[Excerpt from a dataset]
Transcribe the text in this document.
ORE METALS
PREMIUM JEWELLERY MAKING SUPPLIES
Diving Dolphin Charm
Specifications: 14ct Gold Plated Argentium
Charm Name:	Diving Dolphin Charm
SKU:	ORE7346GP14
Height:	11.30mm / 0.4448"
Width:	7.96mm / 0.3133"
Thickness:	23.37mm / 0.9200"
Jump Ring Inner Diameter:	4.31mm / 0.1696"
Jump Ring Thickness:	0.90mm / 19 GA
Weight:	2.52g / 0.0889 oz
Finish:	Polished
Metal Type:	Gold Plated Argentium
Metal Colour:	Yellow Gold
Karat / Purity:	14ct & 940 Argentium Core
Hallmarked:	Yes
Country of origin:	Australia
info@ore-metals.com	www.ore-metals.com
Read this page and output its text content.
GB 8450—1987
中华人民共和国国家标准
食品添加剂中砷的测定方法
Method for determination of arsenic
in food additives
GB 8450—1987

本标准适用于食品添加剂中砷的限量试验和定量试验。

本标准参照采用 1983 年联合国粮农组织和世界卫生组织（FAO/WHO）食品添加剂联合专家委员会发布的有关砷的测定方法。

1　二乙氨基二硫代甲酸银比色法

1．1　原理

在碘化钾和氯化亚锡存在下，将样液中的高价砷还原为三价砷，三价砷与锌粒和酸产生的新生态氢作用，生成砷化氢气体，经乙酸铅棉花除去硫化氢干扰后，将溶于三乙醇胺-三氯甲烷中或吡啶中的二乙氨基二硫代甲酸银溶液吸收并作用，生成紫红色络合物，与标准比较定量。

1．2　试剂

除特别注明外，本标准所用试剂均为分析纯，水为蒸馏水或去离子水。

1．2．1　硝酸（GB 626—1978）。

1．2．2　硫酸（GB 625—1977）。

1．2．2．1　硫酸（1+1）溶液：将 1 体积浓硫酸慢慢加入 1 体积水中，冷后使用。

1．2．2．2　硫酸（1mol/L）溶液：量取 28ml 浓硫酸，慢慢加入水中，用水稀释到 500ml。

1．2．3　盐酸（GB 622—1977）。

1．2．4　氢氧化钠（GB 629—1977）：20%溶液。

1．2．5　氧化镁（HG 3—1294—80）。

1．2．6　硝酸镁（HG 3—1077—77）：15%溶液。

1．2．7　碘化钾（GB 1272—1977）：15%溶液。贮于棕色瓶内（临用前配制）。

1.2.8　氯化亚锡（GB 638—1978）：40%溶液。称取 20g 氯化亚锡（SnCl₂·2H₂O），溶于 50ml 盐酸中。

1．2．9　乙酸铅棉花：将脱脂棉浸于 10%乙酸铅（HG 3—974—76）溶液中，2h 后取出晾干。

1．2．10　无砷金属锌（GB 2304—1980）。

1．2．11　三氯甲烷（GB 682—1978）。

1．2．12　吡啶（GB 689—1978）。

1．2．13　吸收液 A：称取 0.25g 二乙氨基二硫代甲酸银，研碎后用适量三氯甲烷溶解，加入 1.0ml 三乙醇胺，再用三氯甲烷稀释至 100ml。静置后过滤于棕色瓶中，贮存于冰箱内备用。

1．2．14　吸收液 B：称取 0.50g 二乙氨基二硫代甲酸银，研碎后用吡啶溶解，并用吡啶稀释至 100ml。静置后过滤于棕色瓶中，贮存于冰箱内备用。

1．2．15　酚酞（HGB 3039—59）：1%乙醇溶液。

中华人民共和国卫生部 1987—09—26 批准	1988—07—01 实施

--

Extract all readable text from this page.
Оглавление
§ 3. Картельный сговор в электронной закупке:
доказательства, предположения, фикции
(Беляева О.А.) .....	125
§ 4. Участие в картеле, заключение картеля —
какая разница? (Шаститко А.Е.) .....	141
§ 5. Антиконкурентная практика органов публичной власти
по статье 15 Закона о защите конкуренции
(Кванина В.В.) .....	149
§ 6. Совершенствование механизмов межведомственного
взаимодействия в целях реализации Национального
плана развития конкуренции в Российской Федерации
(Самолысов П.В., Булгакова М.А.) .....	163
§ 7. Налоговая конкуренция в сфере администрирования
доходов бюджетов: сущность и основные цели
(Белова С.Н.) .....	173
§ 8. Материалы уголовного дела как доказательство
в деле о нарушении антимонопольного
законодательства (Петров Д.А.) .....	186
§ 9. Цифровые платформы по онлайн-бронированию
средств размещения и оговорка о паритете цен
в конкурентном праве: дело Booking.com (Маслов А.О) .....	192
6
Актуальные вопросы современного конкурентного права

--

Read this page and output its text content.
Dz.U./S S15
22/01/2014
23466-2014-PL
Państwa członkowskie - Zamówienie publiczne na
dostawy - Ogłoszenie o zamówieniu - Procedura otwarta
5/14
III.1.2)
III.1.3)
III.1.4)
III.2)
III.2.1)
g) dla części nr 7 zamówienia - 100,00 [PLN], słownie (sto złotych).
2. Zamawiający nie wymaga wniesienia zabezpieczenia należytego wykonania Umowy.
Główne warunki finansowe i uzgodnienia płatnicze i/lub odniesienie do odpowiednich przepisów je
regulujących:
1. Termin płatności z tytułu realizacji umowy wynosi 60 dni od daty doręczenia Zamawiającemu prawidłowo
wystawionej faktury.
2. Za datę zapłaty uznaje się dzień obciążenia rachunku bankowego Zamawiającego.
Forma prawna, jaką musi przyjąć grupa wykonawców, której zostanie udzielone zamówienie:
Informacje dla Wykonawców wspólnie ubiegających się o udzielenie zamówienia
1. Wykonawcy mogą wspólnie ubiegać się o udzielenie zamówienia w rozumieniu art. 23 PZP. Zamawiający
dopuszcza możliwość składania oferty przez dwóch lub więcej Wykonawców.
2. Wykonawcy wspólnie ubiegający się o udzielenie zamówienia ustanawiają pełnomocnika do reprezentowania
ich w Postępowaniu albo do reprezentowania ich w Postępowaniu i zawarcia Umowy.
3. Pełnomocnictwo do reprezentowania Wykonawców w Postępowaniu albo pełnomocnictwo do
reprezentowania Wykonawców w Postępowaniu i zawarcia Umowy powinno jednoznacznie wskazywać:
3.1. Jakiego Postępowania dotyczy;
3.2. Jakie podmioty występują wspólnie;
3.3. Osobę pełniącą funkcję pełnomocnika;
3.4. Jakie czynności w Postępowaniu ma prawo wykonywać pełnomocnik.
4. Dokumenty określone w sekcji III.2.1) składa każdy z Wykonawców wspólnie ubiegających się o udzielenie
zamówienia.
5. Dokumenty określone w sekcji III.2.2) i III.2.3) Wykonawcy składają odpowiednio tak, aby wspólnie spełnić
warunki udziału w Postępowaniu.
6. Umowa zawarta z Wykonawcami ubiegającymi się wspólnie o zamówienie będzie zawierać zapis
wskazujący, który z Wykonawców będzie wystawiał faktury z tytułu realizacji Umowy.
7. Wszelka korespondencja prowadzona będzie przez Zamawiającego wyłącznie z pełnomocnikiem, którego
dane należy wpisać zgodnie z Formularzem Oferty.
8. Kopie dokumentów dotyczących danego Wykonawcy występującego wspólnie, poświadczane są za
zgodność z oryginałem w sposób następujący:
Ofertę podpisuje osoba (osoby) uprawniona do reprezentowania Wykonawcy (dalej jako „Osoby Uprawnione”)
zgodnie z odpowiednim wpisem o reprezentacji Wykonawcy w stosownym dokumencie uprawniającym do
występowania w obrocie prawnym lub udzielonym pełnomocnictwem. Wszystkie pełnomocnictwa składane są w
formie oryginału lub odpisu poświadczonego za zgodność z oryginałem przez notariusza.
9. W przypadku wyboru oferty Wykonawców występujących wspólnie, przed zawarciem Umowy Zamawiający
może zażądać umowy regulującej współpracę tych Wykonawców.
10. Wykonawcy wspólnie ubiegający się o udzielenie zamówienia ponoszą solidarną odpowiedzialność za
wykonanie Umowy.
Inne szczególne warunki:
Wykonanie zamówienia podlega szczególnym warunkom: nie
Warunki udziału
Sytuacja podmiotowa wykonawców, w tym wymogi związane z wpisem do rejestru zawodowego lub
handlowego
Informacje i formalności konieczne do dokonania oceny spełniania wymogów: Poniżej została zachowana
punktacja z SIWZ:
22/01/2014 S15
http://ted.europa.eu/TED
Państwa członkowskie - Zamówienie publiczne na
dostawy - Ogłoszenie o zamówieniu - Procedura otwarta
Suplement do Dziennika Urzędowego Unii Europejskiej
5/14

• Task brief:
State how many lines of the material contain the string "udziału", with no other words.

• Exercise solution:
2